◆ **REQUIREMENT**: Can you rewrite every line of the records below as a Markdown table with the columns "Row" and "Line", numbering each row and leaving out blank lines?
========
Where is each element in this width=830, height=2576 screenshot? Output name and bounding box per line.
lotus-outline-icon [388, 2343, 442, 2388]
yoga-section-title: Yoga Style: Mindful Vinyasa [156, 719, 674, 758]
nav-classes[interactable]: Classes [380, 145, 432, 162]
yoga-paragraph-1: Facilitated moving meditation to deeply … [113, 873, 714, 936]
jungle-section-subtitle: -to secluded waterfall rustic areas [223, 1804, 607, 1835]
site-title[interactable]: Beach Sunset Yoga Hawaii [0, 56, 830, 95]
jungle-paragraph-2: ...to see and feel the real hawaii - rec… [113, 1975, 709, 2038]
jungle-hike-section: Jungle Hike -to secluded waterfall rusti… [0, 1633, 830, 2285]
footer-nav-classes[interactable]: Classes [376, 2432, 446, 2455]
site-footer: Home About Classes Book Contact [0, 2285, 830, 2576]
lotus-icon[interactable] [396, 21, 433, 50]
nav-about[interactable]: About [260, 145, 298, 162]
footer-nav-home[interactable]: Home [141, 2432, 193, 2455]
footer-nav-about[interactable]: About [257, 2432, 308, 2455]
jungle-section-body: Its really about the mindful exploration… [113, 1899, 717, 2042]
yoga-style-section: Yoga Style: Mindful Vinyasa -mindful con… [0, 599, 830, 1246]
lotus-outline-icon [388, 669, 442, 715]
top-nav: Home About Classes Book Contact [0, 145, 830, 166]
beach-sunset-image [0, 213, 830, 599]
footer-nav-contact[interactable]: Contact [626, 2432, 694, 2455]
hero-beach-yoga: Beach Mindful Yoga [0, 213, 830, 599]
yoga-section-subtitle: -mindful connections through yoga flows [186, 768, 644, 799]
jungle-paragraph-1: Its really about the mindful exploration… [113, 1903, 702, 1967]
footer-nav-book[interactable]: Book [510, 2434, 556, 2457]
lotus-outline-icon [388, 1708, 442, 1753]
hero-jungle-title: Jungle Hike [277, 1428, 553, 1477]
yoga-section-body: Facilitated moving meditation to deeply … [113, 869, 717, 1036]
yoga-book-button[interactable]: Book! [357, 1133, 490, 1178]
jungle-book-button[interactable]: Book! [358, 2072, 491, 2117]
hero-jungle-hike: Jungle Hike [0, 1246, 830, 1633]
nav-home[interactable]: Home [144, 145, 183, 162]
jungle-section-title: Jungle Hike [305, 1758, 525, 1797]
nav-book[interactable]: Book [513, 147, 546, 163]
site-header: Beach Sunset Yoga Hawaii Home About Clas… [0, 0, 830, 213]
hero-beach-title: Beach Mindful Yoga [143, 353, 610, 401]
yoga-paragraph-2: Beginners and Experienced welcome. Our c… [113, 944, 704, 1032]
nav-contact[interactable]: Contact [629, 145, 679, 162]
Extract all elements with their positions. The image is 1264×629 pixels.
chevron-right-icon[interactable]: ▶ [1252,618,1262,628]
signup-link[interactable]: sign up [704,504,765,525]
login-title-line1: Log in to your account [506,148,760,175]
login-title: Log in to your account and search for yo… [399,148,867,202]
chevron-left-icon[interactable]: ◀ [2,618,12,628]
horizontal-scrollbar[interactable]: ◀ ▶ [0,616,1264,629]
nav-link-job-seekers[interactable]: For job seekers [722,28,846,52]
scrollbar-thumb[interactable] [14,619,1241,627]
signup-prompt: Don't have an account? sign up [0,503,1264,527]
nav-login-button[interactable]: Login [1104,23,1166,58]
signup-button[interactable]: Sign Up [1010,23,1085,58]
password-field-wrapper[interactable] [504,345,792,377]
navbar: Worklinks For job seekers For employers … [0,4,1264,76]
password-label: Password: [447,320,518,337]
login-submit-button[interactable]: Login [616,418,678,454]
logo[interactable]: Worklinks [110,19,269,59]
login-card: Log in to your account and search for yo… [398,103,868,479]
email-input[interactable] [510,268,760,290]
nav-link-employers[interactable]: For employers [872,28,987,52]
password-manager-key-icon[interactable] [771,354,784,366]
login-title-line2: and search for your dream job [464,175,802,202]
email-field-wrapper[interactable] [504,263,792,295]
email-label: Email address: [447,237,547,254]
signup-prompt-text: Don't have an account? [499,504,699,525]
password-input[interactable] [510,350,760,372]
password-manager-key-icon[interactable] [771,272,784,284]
========
◆ **TASK RESULT**:
| Row | Line |
|---|---|
| 1 | Where is each element in this width=830, height=2576 screenshot? Output name and bounding box per line. |
| 2 | lotus-outline-icon [388, 2343, 442, 2388] |
| 3 | yoga-section-title: Yoga Style: Mindful Vinyasa [156, 719, 674, 758] |
| 4 | nav-classes[interactable]: Classes [380, 145, 432, 162] |
| 5 | yoga-paragraph-1: Facilitated moving meditation to deeply … [113, 873, 714, 936] |
| 6 | jungle-section-subtitle: -to secluded waterfall rustic areas [223, 1804, 607, 1835] |
| 7 | site-title[interactable]: Beach Sunset Yoga Hawaii [0, 56, 830, 95] |
| 8 | jungle-paragraph-2: ...to see and feel the real hawaii - rec… [113, 1975, 709, 2038] |
| 9 | jungle-hike-section: Jungle Hike -to secluded waterfall rusti… [0, 1633, 830, 2285] |
| 10 | footer-nav-classes[interactable]: Classes [376, 2432, 446, 2455] |
| 11 | site-footer: Home About Classes Book Contact [0, 2285, 830, 2576] |
| 12 | lotus-icon[interactable] [396, 21, 433, 50] |
| 13 | nav-about[interactable]: About [260, 145, 298, 162] |
| 14 | footer-nav-home[interactable]: Home [141, 2432, 193, 2455] |
| 15 | footer-nav-about[interactable]: About [257, 2432, 308, 2455] |
| 16 | jungle-section-body: Its really about the mindful exploration… [113, 1899, 717, 2042] |
| 17 | yoga-style-section: Yoga Style: Mindful Vinyasa -mindful con… [0, 599, 830, 1246] |
| 18 | lotus-outline-icon [388, 669, 442, 715] |
| 19 | top-nav: Home About Classes Book Contact [0, 145, 830, 166] |
| 20 | beach-sunset-image [0, 213, 830, 599] |
| 21 | footer-nav-contact[interactable]: Contact [626, 2432, 694, 2455] |
| 22 | hero-beach-yoga: Beach Mindful Yoga [0, 213, 830, 599] |
| 23 | yoga-section-subtitle: -mindful connections through yoga flows [186, 768, 644, 799] |
| 24 | jungle-paragraph-1: Its really about the mindful exploration… [113, 1903, 702, 1967] |
| 25 | footer-nav-book[interactable]: Book [510, 2434, 556, 2457] |
| 26 | lotus-outline-icon [388, 1708, 442, 1753] |
| 27 | hero-jungle-title: Jungle Hike [277, 1428, 553, 1477] |
| 28 | yoga-section-body: Facilitated moving meditation to deeply … [113, 869, 717, 1036] |
| 29 | yoga-book-button[interactable]: Book! [357, 1133, 490, 1178] |
| 30 | jungle-book-button[interactable]: Book! [358, 2072, 491, 2117] |
| 31 | hero-jungle-hike: Jungle Hike [0, 1246, 830, 1633] |
| 32 | nav-home[interactable]: Home [144, 145, 183, 162] |
| 33 | jungle-section-title: Jungle Hike [305, 1758, 525, 1797] |
| 34 | nav-book[interactable]: Book [513, 147, 546, 163] |
| 35 | site-header: Beach Sunset Yoga Hawaii Home About Clas… [0, 0, 830, 213] |
| 36 | hero-beach-title: Beach Mindful Yoga [143, 353, 610, 401] |
| 37 | yoga-paragraph-2: Beginners and Experienced welcome. Our c… [113, 944, 704, 1032] |
| 38 | nav-contact[interactable]: Contact [629, 145, 679, 162] |
| 39 | Extract all elements with their positions. The image is 1264×629 pixels. |
| 40 | chevron-right-icon[interactable]: ▶ [1252,618,1262,628] |
| 41 | signup-link[interactable]: sign up [704,504,765,525] |
| 42 | login-title-line1: Log in to your account [506,148,760,175] |
| 43 | login-title: Log in to your account and search for yo… [399,148,867,202] |
| 44 | chevron-left-icon[interactable]: ◀ [2,618,12,628] |
| 45 | horizontal-scrollbar[interactable]: ◀ ▶ [0,616,1264,629] |
| 46 | nav-link-job-seekers[interactable]: For job seekers [722,28,846,52] |
| 47 | scrollbar-thumb[interactable] [14,619,1241,627] |
| 48 | signup-prompt: Don't have an account? sign up [0,503,1264,527] |
| 49 | nav-login-button[interactable]: Login [1104,23,1166,58] |
| 50 | signup-button[interactable]: Sign Up [1010,23,1085,58] |
| 51 | password-field-wrapper[interactable] [504,345,792,377] |
| 52 | navbar: Worklinks For job seekers For employers … [0,4,1264,76] |
| 53 | password-label: Password: [447,320,518,337] |
| 54 | login-submit-button[interactable]: Login [616,418,678,454] |
| 55 | logo[interactable]: Worklinks [110,19,269,59] |
| 56 | login-card: Log in to your account and search for yo… [398,103,868,479] |
| 57 | email-input[interactable] [510,268,760,290] |
| 58 | nav-link-employers[interactable]: For employers [872,28,987,52] |
| 59 | password-manager-key-icon[interactable] [771,354,784,366] |
| 60 | login-title-line2: and search for your dream job [464,175,802,202] |
| 61 | email-field-wrapper[interactable] [504,263,792,295] |
| 62 | email-label: Email address: [447,237,547,254] |
| 63 | signup-prompt-text: Don't have an account? [499,504,699,525] |
| 64 | password-input[interactable] [510,350,760,372] |
| 65 | password-manager-key-icon[interactable] [771,272,784,284] |